■ WORK TO BE COMPLETED ■
Below is a listing; write it out exactly and drop any images from it.

■ EXCERPTED DATA ■
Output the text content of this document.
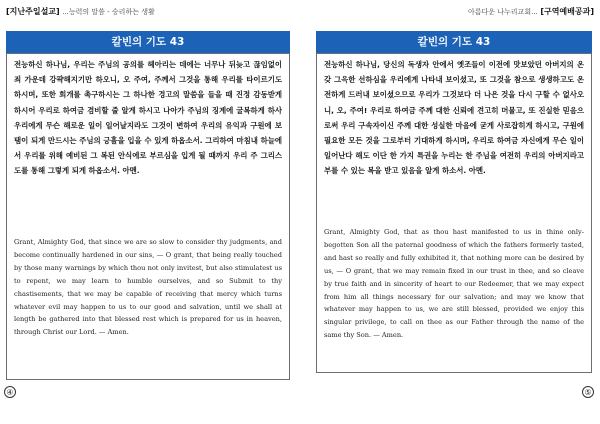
[지난주일설교] ...능력의 말씀 - 승리하는 생활
칼빈의 기도 43
전능하신 하나님, 우리는 주님의 공의를 헤아리는 데에는 너무나 뒤늦고 끊임없이 죄 가운데 강퍅해지기만 하오니, 오 주여, 주께서 그것을 통해 우리를 타이르기도 하시며, 또한 회개를 촉구하시는 그 하나한 경고의 말씀을 들을 때 진정 감동받게 하시어 우리로 하여금 겸비할 줄 알게 하시고 나아가 주님의 징계에 굴복하게 하사 우리에게 무슨 해로운 일이 일어날지라도 그것이 변하여 우리의 유익과 구원에 보탬이 되게 만드시는 주님의 긍휼을 입을 수 있게 하옵소서. 그리하여 마침내 하늘에서 우리를 위해 예비된 그 복된 안식에로 부르심을 입게 될 때까지 우리 주 그리스도를 통해 그렇게 되게 하옵소서. 아멘.
Grant, Almighty God, that since we are so slow to consider thy judgments, and become continually hardened in our sins, — O grant, that being really touched by those many warnings by which thou not only invitest, but also stimulatest us to repent, we may learn to humble ourselves, and so Submit to thy chastisements, that we may be capable of receiving that mercy which turns whatever evil may happen to us to our good and salvation, until we shall at length be gathered into that blessed rest which is prepared for us in heaven, through Christ our Lord. — Amen.
④
아름다운 나누리교회... [구역예배공과]
칼빈의 기도 43
전능하신 하나님, 당신의 독생자 안에서 옛조들이 이전에 맛보았던 아버지의 온갖 그윽한 선하심을 우리에게 나타내 보이셨고, 또 그것을 참으로 생생하고도 온전하게 드러내 보이셨으므로 우리가 그것보다 더 나은 것을 다시 구할 수 없사오니, 오, 주여! 우리로 하여금 주께 대한 신뢰에 견고히 머물고, 또 진실한 믿음으로써 우리 구속자이신 주께 대한 성실한 마음에 굳게 사로잡히게 하시고, 구원에 필요한 모든 것을 그로부터 기대하게 하시며, 우리로 하여금 자신에게 무슨 일이 일어난다 해도 이단 한 가지 특권을 누리는 한 주님을 여전히 우리의 아버지라고 부를 수 있는 복을 받고 있음을 알게 하소서. 아멘.
Grant, Almighty God, that as thou hast manifested to us in thine only-begotten Son all the paternal goodness of which the fathers formerly tasted, and hast so really and fully exhibited it, that nothing more can be desired by us, — O grant, that we may remain fixed in our trust in thee, and so cleave by true faith and in sincerity of heart to our Redeemer, that we may expect from him all things necessary for our salvation; and may we know that whatever may happen to us, we are still blessed, provided we enjoy this singular privilege, to call on thee as our Father through the name of the same thy Son. — Amen.
⑤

■ REPLY TO THE TASK ■
Output the text content of this document.
[지난주일설교] ...능력의 말씀 - 승리하는 생활
칼빈의 기도 43
전능하신 하나님, 우리는 주님의 공의를 헤아리는 데에는 너무나 뒤늦고 끊임없이 죄 가운데 강퍅해지기만 하오니, 오 주여, 주께서 그것을 통해 우리를 타이르기도 하시며, 또한 회개를 촉구하시는 그 하나한 경고의 말씀을 들을 때 진정 감동받게 하시어 우리로 하여금 겸비할 줄 알게 하시고 나아가 주님의 징계에 굴복하게 하사 우리에게 무슨 해로운 일이 일어날지라도 그것이 변하여 우리의 유익과 구원에 보탬이 되게 만드시는 주님의 긍휼을 입을 수 있게 하옵소서. 그리하여 마침내 하늘에서 우리를 위해 예비된 그 복된 안식에로 부르심을 입게 될 때까지 우리 주 그리스도를 통해 그렇게 되게 하옵소서. 아멘.
Grant, Almighty God, that since we are so slow to consider thy judgments, and become continually hardened in our sins, — O grant, that being really touched by those many warnings by which thou not only invitest, but also stimulatest us to repent, we may learn to humble ourselves, and so Submit to thy chastisements, that we may be capable of receiving that mercy which turns whatever evil may happen to us to our good and salvation, until we shall at length be gathered into that blessed rest which is prepared for us in heaven, through Christ our Lord. — Amen.
④
아름다운 나누리교회... [구역예배공과]
칼빈의 기도 43
전능하신 하나님, 당신의 독생자 안에서 옛조들이 이전에 맛보았던 아버지의 온갖 그윽한 선하심을 우리에게 나타내 보이셨고, 또 그것을 참으로 생생하고도 온전하게 드러내 보이셨으므로 우리가 그것보다 더 나은 것을 다시 구할 수 없사오니, 오, 주여! 우리로 하여금 주께 대한 신뢰에 견고히 머물고, 또 진실한 믿음으로써 우리 구속자이신 주께 대한 성실한 마음에 굳게 사로잡히게 하시고, 구원에 필요한 모든 것을 그로부터 기대하게 하시며, 우리로 하여금 자신에게 무슨 일이 일어난다 해도 이단 한 가지 특권을 누리는 한 주님을 여전히 우리의 아버지라고 부를 수 있는 복을 받고 있음을 알게 하소서. 아멘.
Grant, Almighty God, that as thou hast manifested to us in thine only-begotten Son all the paternal goodness of which the fathers formerly tasted, and hast so really and fully exhibited it, that nothing more can be desired by us, — O grant, that we may remain fixed in our trust in thee, and so cleave by true faith and in sincerity of heart to our Redeemer, that we may expect from him all things necessary for our salvation; and may we know that whatever may happen to us, we are still blessed, provided we enjoy this singular privilege, to call on thee as our Father through the name of the same thy Son. — Amen.
⑤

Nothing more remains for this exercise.